» DIRECTIVE
Please find all lines in the data that hold the string "triangle" and copy them.

» DATASET CONTENT
┏━━
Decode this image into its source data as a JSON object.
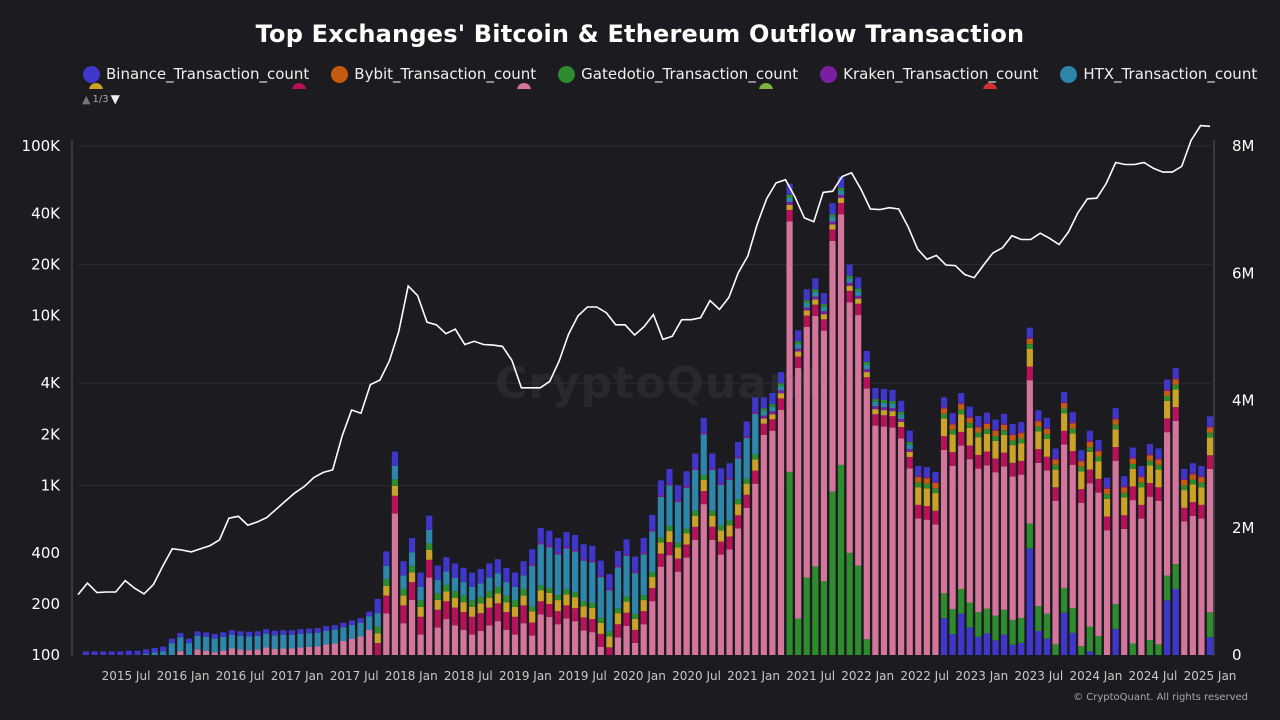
{
  "title": "Top Exchanges' Bitcoin & Ethereum Outflow Transaction",
  "legend": {
    "items": [
      {
        "label": "Binance_Transaction_count",
        "color": "#3f37c9"
      },
      {
        "label": "Bybit_Transaction_count",
        "color": "#c55a11"
      },
      {
        "label": "Gatedotio_Transaction_count",
        "color": "#2e8b2e"
      },
      {
        "label": "Kraken_Transaction_count",
        "color": "#7b1fa2"
      },
      {
        "label": "HTX_Transaction_count",
        "color": "#2e86ab"
      }
    ],
    "hidden_colors": [
      "#c9a227",
      "#b5125a",
      "#d4769b",
      "#7cb342",
      "#d32f2f"
    ],
    "pager": {
      "text": "1/3",
      "up_icon": "triangle-up",
      "down_icon": "triangle-down"
    }
  },
  "watermark": "CryptoQuant",
  "copyright": "© CryptoQuant. All rights reserved",
  "chart_data": {
    "type": "bar",
    "stacked": true,
    "left_axis": {
      "scale": "log",
      "ticks": [
        "100K",
        "40K",
        "20K",
        "10K",
        "4K",
        "2K",
        "1K",
        "400",
        "200",
        "100"
      ],
      "tick_values": [
        100000,
        40000,
        20000,
        10000,
        4000,
        2000,
        1000,
        400,
        200,
        100
      ],
      "range": [
        100,
        100000
      ]
    },
    "right_axis": {
      "scale": "linear",
      "ticks": [
        "8M",
        "6M",
        "4M",
        "2M",
        "0"
      ],
      "tick_values": [
        8000000,
        6000000,
        4000000,
        2000000,
        0
      ],
      "range": [
        0,
        8000000
      ]
    },
    "x_tick_labels": [
      "2015 Jul",
      "2016 Jan",
      "2016 Jul",
      "2017 Jan",
      "2017 Jul",
      "2018 Jan",
      "2018 Jul",
      "2019 Jan",
      "2019 Jul",
      "2020 Jan",
      "2020 Jul",
      "2021 Jan",
      "2021 Jul",
      "2022 Jan",
      "2022 Jul",
      "2023 Jan",
      "2023 Jul",
      "2024 Jan",
      "2024 Jul",
      "2025 Jan"
    ],
    "line_series": {
      "name": "",
      "axis": "right",
      "color": "#ffffff",
      "values": [
        950000,
        1130000,
        980000,
        990000,
        990000,
        1170000,
        1050000,
        960000,
        1110000,
        1400000,
        1670000,
        1650000,
        1620000,
        1670000,
        1720000,
        1810000,
        2150000,
        2180000,
        2040000,
        2090000,
        2160000,
        2290000,
        2420000,
        2550000,
        2650000,
        2790000,
        2870000,
        2910000,
        3440000,
        3850000,
        3800000,
        4250000,
        4320000,
        4620000,
        5080000,
        5800000,
        5650000,
        5230000,
        5190000,
        5050000,
        5120000,
        4880000,
        4930000,
        4880000,
        4870000,
        4850000,
        4630000,
        4200000,
        4200000,
        4200000,
        4300000,
        4620000,
        5040000,
        5330000,
        5470000,
        5470000,
        5380000,
        5190000,
        5190000,
        5030000,
        5160000,
        5350000,
        4960000,
        5010000,
        5270000,
        5270000,
        5300000,
        5570000,
        5430000,
        5620000,
        6010000,
        6270000,
        6770000,
        7170000,
        7420000,
        7470000,
        7200000,
        6870000,
        6810000,
        7270000,
        7290000,
        7520000,
        7580000,
        7320000,
        7010000,
        7000000,
        7030000,
        7010000,
        6730000,
        6380000,
        6220000,
        6280000,
        6130000,
        6120000,
        5980000,
        5930000,
        6130000,
        6320000,
        6400000,
        6590000,
        6530000,
        6530000,
        6630000,
        6550000,
        6450000,
        6650000,
        6950000,
        7170000,
        7180000,
        7410000,
        7740000,
        7710000,
        7710000,
        7740000,
        7650000,
        7590000,
        7590000,
        7680000,
        8090000,
        8320000,
        8310000
      ]
    },
    "bar_totals": [
      105,
      105,
      105,
      105,
      105,
      106,
      106,
      108,
      110,
      112,
      125,
      135,
      125,
      138,
      136,
      133,
      136,
      140,
      138,
      137,
      138,
      142,
      139,
      140,
      140,
      142,
      143,
      144,
      148,
      150,
      155,
      160,
      165,
      180,
      210,
      400,
      1550,
      350,
      480,
      300,
      650,
      330,
      370,
      340,
      320,
      300,
      315,
      340,
      360,
      320,
      300,
      350,
      420,
      560,
      540,
      490,
      530,
      510,
      450,
      440,
      360,
      300,
      410,
      480,
      380,
      490,
      670,
      1070,
      1250,
      1000,
      1210,
      1540,
      2500,
      1540,
      1260,
      1350,
      1800,
      2380,
      3300,
      3300,
      3500,
      4650,
      60000,
      8200,
      14300,
      16600,
      13600,
      46000,
      66000,
      20000,
      16800,
      6200,
      3750,
      3700,
      3650,
      3150,
      2100,
      1300,
      1280,
      1200,
      3300,
      2660,
      3500,
      2910,
      2560,
      2680,
      2440,
      2640,
      2300,
      2360,
      8500,
      2770,
      2500,
      1650,
      3550,
      2700,
      1610,
      2100,
      1850,
      1110,
      2850,
      1130,
      1670,
      1300,
      1750,
      1650,
      4200,
      4900,
      1250,
      1350,
      1300,
      2550
    ]
  }
}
┗━━
» RESULT OF THIS TASK
      "up_icon": "triangle-up",
      "down_icon": "triangle-down"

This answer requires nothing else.